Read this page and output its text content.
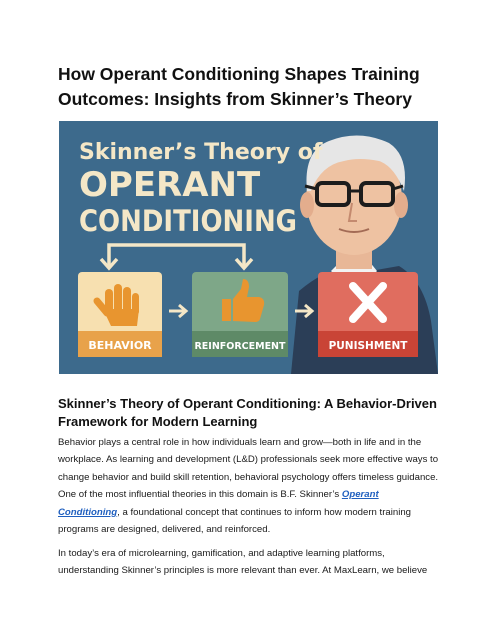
How Operant Conditioning Shapes Training Outcomes: Insights from Skinner’s Theory
Skinner’s Theory of
OPERANT
CONDITIONING
BEHAVIOR	REINFORCEMENT	PUNISHMENT
Skinner’s Theory of Operant Conditioning: A Behavior-Driven Framework for Modern Learning

Behavior plays a central role in how individuals learn and grow—both in life and in the workplace. As learning and development (L&D) professionals seek more effective ways to change behavior and build skill retention, behavioral psychology offers timeless guidance. One of the most influential theories in this domain is B.F. Skinner’s Operant Conditioning, a foundational concept that continues to inform how modern training programs are designed, delivered, and reinforced.

In today’s era of microlearning, gamification, and adaptive learning platforms, understanding Skinner’s principles is more relevant than ever. At MaxLearn, we believe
###
** Exercise aim **
Make a word-for-word copy of the entries, without any pictures.

** The response **
Read this page and output its text content.
How Operant Conditioning Shapes Training Outcomes: Insights from Skinner’s Theory
Skinner’s Theory of
OPERANT
CONDITIONING
BEHAVIOR	REINFORCEMENT	PUNISHMENT
Skinner’s Theory of Operant Conditioning: A Behavior-Driven Framework for Modern Learning

Behavior plays a central role in how individuals learn and grow—both in life and in the workplace. As learning and development (L&D) professionals seek more effective ways to change behavior and build skill retention, behavioral psychology offers timeless guidance. One of the most influential theories in this domain is B.F. Skinner’s Operant Conditioning, a foundational concept that continues to inform how modern training programs are designed, delivered, and reinforced.

In today’s era of microlearning, gamification, and adaptive learning platforms, understanding Skinner’s principles is more relevant than ever. At MaxLearn, we believe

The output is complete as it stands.